= WHAT THE TASK REQUIRES =
Reproduce all records verbatim.

= RECORDS SHOWN =

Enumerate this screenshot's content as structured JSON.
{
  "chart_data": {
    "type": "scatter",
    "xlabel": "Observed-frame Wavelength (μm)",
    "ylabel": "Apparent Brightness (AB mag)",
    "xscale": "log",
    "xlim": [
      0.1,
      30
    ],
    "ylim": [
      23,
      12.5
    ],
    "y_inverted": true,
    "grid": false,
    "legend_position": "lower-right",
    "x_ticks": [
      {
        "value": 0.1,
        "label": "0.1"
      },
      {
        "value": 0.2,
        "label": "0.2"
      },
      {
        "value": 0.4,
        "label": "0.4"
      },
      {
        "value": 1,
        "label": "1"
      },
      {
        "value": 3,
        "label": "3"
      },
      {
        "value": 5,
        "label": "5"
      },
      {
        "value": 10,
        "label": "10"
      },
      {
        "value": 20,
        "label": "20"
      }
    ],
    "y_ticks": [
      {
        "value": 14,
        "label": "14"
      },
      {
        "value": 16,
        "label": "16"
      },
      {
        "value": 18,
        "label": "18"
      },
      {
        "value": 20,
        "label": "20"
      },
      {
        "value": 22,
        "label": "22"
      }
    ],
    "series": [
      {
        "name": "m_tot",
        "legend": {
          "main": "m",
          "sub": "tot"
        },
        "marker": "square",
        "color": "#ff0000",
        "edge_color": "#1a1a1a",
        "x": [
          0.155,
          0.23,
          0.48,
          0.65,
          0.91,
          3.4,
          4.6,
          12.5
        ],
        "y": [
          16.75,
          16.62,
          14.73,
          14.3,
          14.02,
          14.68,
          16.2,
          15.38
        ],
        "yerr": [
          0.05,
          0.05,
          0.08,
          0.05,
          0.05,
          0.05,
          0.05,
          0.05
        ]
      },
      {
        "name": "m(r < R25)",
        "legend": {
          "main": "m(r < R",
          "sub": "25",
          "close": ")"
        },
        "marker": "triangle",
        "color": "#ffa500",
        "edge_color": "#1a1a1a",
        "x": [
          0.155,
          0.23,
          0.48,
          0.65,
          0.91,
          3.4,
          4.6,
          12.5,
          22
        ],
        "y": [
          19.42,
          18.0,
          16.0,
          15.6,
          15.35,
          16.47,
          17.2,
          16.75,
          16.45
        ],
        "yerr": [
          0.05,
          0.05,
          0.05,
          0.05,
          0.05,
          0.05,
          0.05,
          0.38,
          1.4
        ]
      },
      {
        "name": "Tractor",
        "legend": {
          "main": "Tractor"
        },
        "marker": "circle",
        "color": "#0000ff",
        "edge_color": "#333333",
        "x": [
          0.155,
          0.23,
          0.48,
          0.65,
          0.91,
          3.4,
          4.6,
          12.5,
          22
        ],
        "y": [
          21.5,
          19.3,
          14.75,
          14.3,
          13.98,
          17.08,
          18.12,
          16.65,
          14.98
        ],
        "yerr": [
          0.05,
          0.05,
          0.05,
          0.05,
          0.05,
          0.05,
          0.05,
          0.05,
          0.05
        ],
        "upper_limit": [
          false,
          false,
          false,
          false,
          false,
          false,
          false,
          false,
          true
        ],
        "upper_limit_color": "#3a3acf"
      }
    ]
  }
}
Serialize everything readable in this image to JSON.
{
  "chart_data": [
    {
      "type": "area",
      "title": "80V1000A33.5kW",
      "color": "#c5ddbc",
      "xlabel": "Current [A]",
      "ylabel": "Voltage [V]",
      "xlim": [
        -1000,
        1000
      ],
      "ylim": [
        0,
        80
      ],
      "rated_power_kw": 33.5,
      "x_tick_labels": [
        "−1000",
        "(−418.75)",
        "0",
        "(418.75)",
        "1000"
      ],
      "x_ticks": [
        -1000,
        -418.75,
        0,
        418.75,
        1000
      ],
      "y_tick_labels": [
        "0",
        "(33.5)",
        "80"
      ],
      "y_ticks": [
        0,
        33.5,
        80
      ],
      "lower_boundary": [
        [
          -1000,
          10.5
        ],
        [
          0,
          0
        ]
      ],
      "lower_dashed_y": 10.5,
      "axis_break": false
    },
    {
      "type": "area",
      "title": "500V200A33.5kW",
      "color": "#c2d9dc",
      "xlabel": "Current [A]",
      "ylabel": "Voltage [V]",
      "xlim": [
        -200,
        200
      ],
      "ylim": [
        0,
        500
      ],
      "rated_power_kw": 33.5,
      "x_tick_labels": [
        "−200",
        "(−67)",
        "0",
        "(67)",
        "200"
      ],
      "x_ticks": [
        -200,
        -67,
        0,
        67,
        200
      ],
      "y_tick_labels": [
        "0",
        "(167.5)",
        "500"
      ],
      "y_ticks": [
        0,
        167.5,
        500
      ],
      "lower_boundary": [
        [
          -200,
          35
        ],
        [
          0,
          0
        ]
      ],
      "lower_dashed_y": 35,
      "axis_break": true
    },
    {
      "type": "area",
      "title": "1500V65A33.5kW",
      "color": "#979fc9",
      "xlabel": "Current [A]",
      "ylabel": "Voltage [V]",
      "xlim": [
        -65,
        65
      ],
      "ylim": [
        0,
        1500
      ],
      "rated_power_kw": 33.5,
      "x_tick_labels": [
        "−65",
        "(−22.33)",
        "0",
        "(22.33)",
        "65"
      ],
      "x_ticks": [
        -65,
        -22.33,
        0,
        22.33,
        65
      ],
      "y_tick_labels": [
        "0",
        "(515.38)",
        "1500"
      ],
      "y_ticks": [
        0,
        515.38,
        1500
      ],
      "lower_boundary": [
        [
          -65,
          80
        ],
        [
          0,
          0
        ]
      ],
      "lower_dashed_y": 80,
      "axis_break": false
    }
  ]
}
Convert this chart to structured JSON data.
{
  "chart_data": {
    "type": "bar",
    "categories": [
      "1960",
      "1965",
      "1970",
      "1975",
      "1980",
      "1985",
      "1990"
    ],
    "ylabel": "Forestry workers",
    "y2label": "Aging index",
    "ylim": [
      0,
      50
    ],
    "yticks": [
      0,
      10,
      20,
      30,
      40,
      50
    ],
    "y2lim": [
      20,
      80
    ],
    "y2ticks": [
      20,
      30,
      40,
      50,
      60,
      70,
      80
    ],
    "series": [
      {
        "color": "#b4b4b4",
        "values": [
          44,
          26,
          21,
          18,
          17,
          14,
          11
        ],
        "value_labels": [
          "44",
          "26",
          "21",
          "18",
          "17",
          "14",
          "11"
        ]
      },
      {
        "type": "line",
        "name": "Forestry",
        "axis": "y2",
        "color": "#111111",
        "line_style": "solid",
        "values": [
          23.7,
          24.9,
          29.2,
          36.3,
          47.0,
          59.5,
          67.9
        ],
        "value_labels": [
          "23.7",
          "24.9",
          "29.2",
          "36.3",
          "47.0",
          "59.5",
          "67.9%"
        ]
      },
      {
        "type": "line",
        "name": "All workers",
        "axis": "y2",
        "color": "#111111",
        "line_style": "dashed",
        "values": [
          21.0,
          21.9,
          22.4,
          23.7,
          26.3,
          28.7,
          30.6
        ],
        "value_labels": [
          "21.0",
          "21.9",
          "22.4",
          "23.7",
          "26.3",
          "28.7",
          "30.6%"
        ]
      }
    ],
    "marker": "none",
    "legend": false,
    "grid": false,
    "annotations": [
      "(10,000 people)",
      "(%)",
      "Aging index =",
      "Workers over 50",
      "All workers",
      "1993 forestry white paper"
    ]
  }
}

= FINISHED TASK =
Enumerate this screenshot's content as structured JSON.
{
  "chart_data": {
    "type": "scatter",
    "xlabel": "Observed-frame Wavelength (μm)",
    "ylabel": "Apparent Brightness (AB mag)",
    "xscale": "log",
    "xlim": [
      0.1,
      30
    ],
    "ylim": [
      23,
      12.5
    ],
    "y_inverted": true,
    "grid": false,
    "legend_position": "lower-right",
    "x_ticks": [
      {
        "value": 0.1,
        "label": "0.1"
      },
      {
        "value": 0.2,
        "label": "0.2"
      },
      {
        "value": 0.4,
        "label": "0.4"
      },
      {
        "value": 1,
        "label": "1"
      },
      {
        "value": 3,
        "label": "3"
      },
      {
        "value": 5,
        "label": "5"
      },
      {
        "value": 10,
        "label": "10"
      },
      {
        "value": 20,
        "label": "20"
      }
    ],
    "y_ticks": [
      {
        "value": 14,
        "label": "14"
      },
      {
        "value": 16,
        "label": "16"
      },
      {
        "value": 18,
        "label": "18"
      },
      {
        "value": 20,
        "label": "20"
      },
      {
        "value": 22,
        "label": "22"
      }
    ],
    "series": [
      {
        "name": "m_tot",
        "legend": {
          "main": "m",
          "sub": "tot"
        },
        "marker": "square",
        "color": "#ff0000",
        "edge_color": "#1a1a1a",
        "x": [
          0.155,
          0.23,
          0.48,
          0.65,
          0.91,
          3.4,
          4.6,
          12.5
        ],
        "y": [
          16.75,
          16.62,
          14.73,
          14.3,
          14.02,
          14.68,
          16.2,
          15.38
        ],
        "yerr": [
          0.05,
          0.05,
          0.08,
          0.05,
          0.05,
          0.05,
          0.05,
          0.05
        ]
      },
      {
        "name": "m(r < R25)",
        "legend": {
          "main": "m(r < R",
          "sub": "25",
          "close": ")"
        },
        "marker": "triangle",
        "color": "#ffa500",
        "edge_color": "#1a1a1a",
        "x": [
          0.155,
          0.23,
          0.48,
          0.65,
          0.91,
          3.4,
          4.6,
          12.5,
          22
        ],
        "y": [
          19.42,
          18.0,
          16.0,
          15.6,
          15.35,
          16.47,
          17.2,
          16.75,
          16.45
        ],
        "yerr": [
          0.05,
          0.05,
          0.05,
          0.05,
          0.05,
          0.05,
          0.05,
          0.38,
          1.4
        ]
      },
      {
        "name": "Tractor",
        "legend": {
          "main": "Tractor"
        },
        "marker": "circle",
        "color": "#0000ff",
        "edge_color": "#333333",
        "x": [
          0.155,
          0.23,
          0.48,
          0.65,
          0.91,
          3.4,
          4.6,
          12.5,
          22
        ],
        "y": [
          21.5,
          19.3,
          14.75,
          14.3,
          13.98,
          17.08,
          18.12,
          16.65,
          14.98
        ],
        "yerr": [
          0.05,
          0.05,
          0.05,
          0.05,
          0.05,
          0.05,
          0.05,
          0.05,
          0.05
        ],
        "upper_limit": [
          false,
          false,
          false,
          false,
          false,
          false,
          false,
          false,
          true
        ],
        "upper_limit_color": "#3a3acf"
      }
    ]
  }
}
Serialize everything readable in this image to JSON.
{
  "chart_data": [
    {
      "type": "area",
      "title": "80V1000A33.5kW",
      "color": "#c5ddbc",
      "xlabel": "Current [A]",
      "ylabel": "Voltage [V]",
      "xlim": [
        -1000,
        1000
      ],
      "ylim": [
        0,
        80
      ],
      "rated_power_kw": 33.5,
      "x_tick_labels": [
        "−1000",
        "(−418.75)",
        "0",
        "(418.75)",
        "1000"
      ],
      "x_ticks": [
        -1000,
        -418.75,
        0,
        418.75,
        1000
      ],
      "y_tick_labels": [
        "0",
        "(33.5)",
        "80"
      ],
      "y_ticks": [
        0,
        33.5,
        80
      ],
      "lower_boundary": [
        [
          -1000,
          10.5
        ],
        [
          0,
          0
        ]
      ],
      "lower_dashed_y": 10.5,
      "axis_break": false
    },
    {
      "type": "area",
      "title": "500V200A33.5kW",
      "color": "#c2d9dc",
      "xlabel": "Current [A]",
      "ylabel": "Voltage [V]",
      "xlim": [
        -200,
        200
      ],
      "ylim": [
        0,
        500
      ],
      "rated_power_kw": 33.5,
      "x_tick_labels": [
        "−200",
        "(−67)",
        "0",
        "(67)",
        "200"
      ],
      "x_ticks": [
        -200,
        -67,
        0,
        67,
        200
      ],
      "y_tick_labels": [
        "0",
        "(167.5)",
        "500"
      ],
      "y_ticks": [
        0,
        167.5,
        500
      ],
      "lower_boundary": [
        [
          -200,
          35
        ],
        [
          0,
          0
        ]
      ],
      "lower_dashed_y": 35,
      "axis_break": true
    },
    {
      "type": "area",
      "title": "1500V65A33.5kW",
      "color": "#979fc9",
      "xlabel": "Current [A]",
      "ylabel": "Voltage [V]",
      "xlim": [
        -65,
        65
      ],
      "ylim": [
        0,
        1500
      ],
      "rated_power_kw": 33.5,
      "x_tick_labels": [
        "−65",
        "(−22.33)",
        "0",
        "(22.33)",
        "65"
      ],
      "x_ticks": [
        -65,
        -22.33,
        0,
        22.33,
        65
      ],
      "y_tick_labels": [
        "0",
        "(515.38)",
        "1500"
      ],
      "y_ticks": [
        0,
        515.38,
        1500
      ],
      "lower_boundary": [
        [
          -65,
          80
        ],
        [
          0,
          0
        ]
      ],
      "lower_dashed_y": 80,
      "axis_break": false
    }
  ]
}
Convert this chart to structured JSON data.
{
  "chart_data": {
    "type": "bar",
    "categories": [
      "1960",
      "1965",
      "1970",
      "1975",
      "1980",
      "1985",
      "1990"
    ],
    "ylabel": "Forestry workers",
    "y2label": "Aging index",
    "ylim": [
      0,
      50
    ],
    "yticks": [
      0,
      10,
      20,
      30,
      40,
      50
    ],
    "y2lim": [
      20,
      80
    ],
    "y2ticks": [
      20,
      30,
      40,
      50,
      60,
      70,
      80
    ],
    "series": [
      {
        "color": "#b4b4b4",
        "values": [
          44,
          26,
          21,
          18,
          17,
          14,
          11
        ],
        "value_labels": [
          "44",
          "26",
          "21",
          "18",
          "17",
          "14",
          "11"
        ]
      },
      {
        "type": "line",
        "name": "Forestry",
        "axis": "y2",
        "color": "#111111",
        "line_style": "solid",
        "values": [
          23.7,
          24.9,
          29.2,
          36.3,
          47.0,
          59.5,
          67.9
        ],
        "value_labels": [
          "23.7",
          "24.9",
          "29.2",
          "36.3",
          "47.0",
          "59.5",
          "67.9%"
        ]
      },
      {
        "type": "line",
        "name": "All workers",
        "axis": "y2",
        "color": "#111111",
        "line_style": "dashed",
        "values": [
          21.0,
          21.9,
          22.4,
          23.7,
          26.3,
          28.7,
          30.6
        ],
        "value_labels": [
          "21.0",
          "21.9",
          "22.4",
          "23.7",
          "26.3",
          "28.7",
          "30.6%"
        ]
      }
    ],
    "marker": "none",
    "legend": false,
    "grid": false,
    "annotations": [
      "(10,000 people)",
      "(%)",
      "Aging index =",
      "Workers over 50",
      "All workers",
      "1993 forestry white paper"
    ]
  }
}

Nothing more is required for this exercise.